** start of RAW RECORDS **

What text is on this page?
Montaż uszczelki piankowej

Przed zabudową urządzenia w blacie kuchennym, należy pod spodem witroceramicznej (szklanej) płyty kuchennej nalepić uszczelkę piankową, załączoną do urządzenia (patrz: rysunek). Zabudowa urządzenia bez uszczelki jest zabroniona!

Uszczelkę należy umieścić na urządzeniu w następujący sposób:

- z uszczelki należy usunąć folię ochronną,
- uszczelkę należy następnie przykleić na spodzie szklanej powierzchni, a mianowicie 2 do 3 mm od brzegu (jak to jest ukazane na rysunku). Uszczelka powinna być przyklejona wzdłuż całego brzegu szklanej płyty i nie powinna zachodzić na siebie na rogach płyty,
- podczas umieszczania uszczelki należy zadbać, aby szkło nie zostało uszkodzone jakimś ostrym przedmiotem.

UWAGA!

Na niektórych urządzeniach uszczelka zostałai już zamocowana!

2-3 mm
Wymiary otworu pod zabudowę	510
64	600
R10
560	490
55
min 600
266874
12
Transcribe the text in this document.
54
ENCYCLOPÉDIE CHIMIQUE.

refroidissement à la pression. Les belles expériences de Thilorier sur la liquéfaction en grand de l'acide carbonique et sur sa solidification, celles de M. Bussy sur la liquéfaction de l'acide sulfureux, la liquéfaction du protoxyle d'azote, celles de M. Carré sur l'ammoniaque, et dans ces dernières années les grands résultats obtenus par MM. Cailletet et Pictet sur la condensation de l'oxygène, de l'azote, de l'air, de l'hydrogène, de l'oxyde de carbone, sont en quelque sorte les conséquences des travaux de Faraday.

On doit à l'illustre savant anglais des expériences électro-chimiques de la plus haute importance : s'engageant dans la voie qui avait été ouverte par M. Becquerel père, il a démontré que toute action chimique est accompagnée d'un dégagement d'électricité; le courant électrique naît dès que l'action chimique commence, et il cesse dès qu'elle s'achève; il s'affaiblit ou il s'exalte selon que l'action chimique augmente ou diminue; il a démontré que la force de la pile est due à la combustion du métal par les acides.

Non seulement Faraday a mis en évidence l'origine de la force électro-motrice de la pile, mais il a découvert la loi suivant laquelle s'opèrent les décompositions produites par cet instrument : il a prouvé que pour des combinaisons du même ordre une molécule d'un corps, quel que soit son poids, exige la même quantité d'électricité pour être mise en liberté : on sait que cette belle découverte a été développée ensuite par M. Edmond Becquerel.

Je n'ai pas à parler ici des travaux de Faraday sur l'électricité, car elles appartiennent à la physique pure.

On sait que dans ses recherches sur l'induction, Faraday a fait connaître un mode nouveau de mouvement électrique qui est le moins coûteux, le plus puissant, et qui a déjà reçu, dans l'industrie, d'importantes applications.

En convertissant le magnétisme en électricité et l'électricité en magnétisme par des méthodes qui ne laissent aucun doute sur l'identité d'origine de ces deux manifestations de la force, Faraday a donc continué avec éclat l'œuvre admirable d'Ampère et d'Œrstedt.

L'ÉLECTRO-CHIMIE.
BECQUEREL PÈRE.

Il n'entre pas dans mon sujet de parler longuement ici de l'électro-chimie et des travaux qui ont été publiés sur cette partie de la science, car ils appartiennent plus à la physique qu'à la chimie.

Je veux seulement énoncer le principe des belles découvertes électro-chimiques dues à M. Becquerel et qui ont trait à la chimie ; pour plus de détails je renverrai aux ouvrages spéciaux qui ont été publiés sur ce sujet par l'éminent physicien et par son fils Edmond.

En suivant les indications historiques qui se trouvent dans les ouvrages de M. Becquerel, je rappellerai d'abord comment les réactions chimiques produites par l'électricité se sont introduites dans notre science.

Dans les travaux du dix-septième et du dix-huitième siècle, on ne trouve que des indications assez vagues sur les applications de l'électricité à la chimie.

** end of RAW RECORDS **

EXERCISE INSTRUCTIONS –
Retype the material above, line by line, exactly.

OUTPUT FOR THIS TASK –
What text is on this page?
Montaż uszczelki piankowej

Przed zabudową urządzenia w blacie kuchennym, należy pod spodem witroceramicznej (szklanej) płyty kuchennej nalepić uszczelkę piankową, załączoną do urządzenia (patrz: rysunek). Zabudowa urządzenia bez uszczelki jest zabroniona!

Uszczelkę należy umieścić na urządzeniu w następujący sposób:

- z uszczelki należy usunąć folię ochronną,
- uszczelkę należy następnie przykleić na spodzie szklanej powierzchni, a mianowicie 2 do 3 mm od brzegu (jak to jest ukazane na rysunku). Uszczelka powinna być przyklejona wzdłuż całego brzegu szklanej płyty i nie powinna zachodzić na siebie na rogach płyty,
- podczas umieszczania uszczelki należy zadbać, aby szkło nie zostało uszkodzone jakimś ostrym przedmiotem.

UWAGA!

Na niektórych urządzeniach uszczelka zostałai już zamocowana!

2-3 mm
Wymiary otworu pod zabudowę	510
64	600
R10
560	490
55
min 600
266874
12
Transcribe the text in this document.
54
ENCYCLOPÉDIE CHIMIQUE.

refroidissement à la pression. Les belles expériences de Thilorier sur la liquéfaction en grand de l'acide carbonique et sur sa solidification, celles de M. Bussy sur la liquéfaction de l'acide sulfureux, la liquéfaction du protoxyle d'azote, celles de M. Carré sur l'ammoniaque, et dans ces dernières années les grands résultats obtenus par MM. Cailletet et Pictet sur la condensation de l'oxygène, de l'azote, de l'air, de l'hydrogène, de l'oxyde de carbone, sont en quelque sorte les conséquences des travaux de Faraday.

On doit à l'illustre savant anglais des expériences électro-chimiques de la plus haute importance : s'engageant dans la voie qui avait été ouverte par M. Becquerel père, il a démontré que toute action chimique est accompagnée d'un dégagement d'électricité; le courant électrique naît dès que l'action chimique commence, et il cesse dès qu'elle s'achève; il s'affaiblit ou il s'exalte selon que l'action chimique augmente ou diminue; il a démontré que la force de la pile est due à la combustion du métal par les acides.

Non seulement Faraday a mis en évidence l'origine de la force électro-motrice de la pile, mais il a découvert la loi suivant laquelle s'opèrent les décompositions produites par cet instrument : il a prouvé que pour des combinaisons du même ordre une molécule d'un corps, quel que soit son poids, exige la même quantité d'électricité pour être mise en liberté : on sait que cette belle découverte a été développée ensuite par M. Edmond Becquerel.

Je n'ai pas à parler ici des travaux de Faraday sur l'électricité, car elles appartiennent à la physique pure.

On sait que dans ses recherches sur l'induction, Faraday a fait connaître un mode nouveau de mouvement électrique qui est le moins coûteux, le plus puissant, et qui a déjà reçu, dans l'industrie, d'importantes applications.

En convertissant le magnétisme en électricité et l'électricité en magnétisme par des méthodes qui ne laissent aucun doute sur l'identité d'origine de ces deux manifestations de la force, Faraday a donc continué avec éclat l'œuvre admirable d'Ampère et d'Œrstedt.

L'ÉLECTRO-CHIMIE.
BECQUEREL PÈRE.

Il n'entre pas dans mon sujet de parler longuement ici de l'électro-chimie et des travaux qui ont été publiés sur cette partie de la science, car ils appartiennent plus à la physique qu'à la chimie.

Je veux seulement énoncer le principe des belles découvertes électro-chimiques dues à M. Becquerel et qui ont trait à la chimie ; pour plus de détails je renverrai aux ouvrages spéciaux qui ont été publiés sur ce sujet par l'éminent physicien et par son fils Edmond.

En suivant les indications historiques qui se trouvent dans les ouvrages de M. Becquerel, je rappellerai d'abord comment les réactions chimiques produites par l'électricité se sont introduites dans notre science.

Dans les travaux du dix-septième et du dix-huitième siècle, on ne trouve que des indications assez vagues sur les applications de l'électricité à la chimie.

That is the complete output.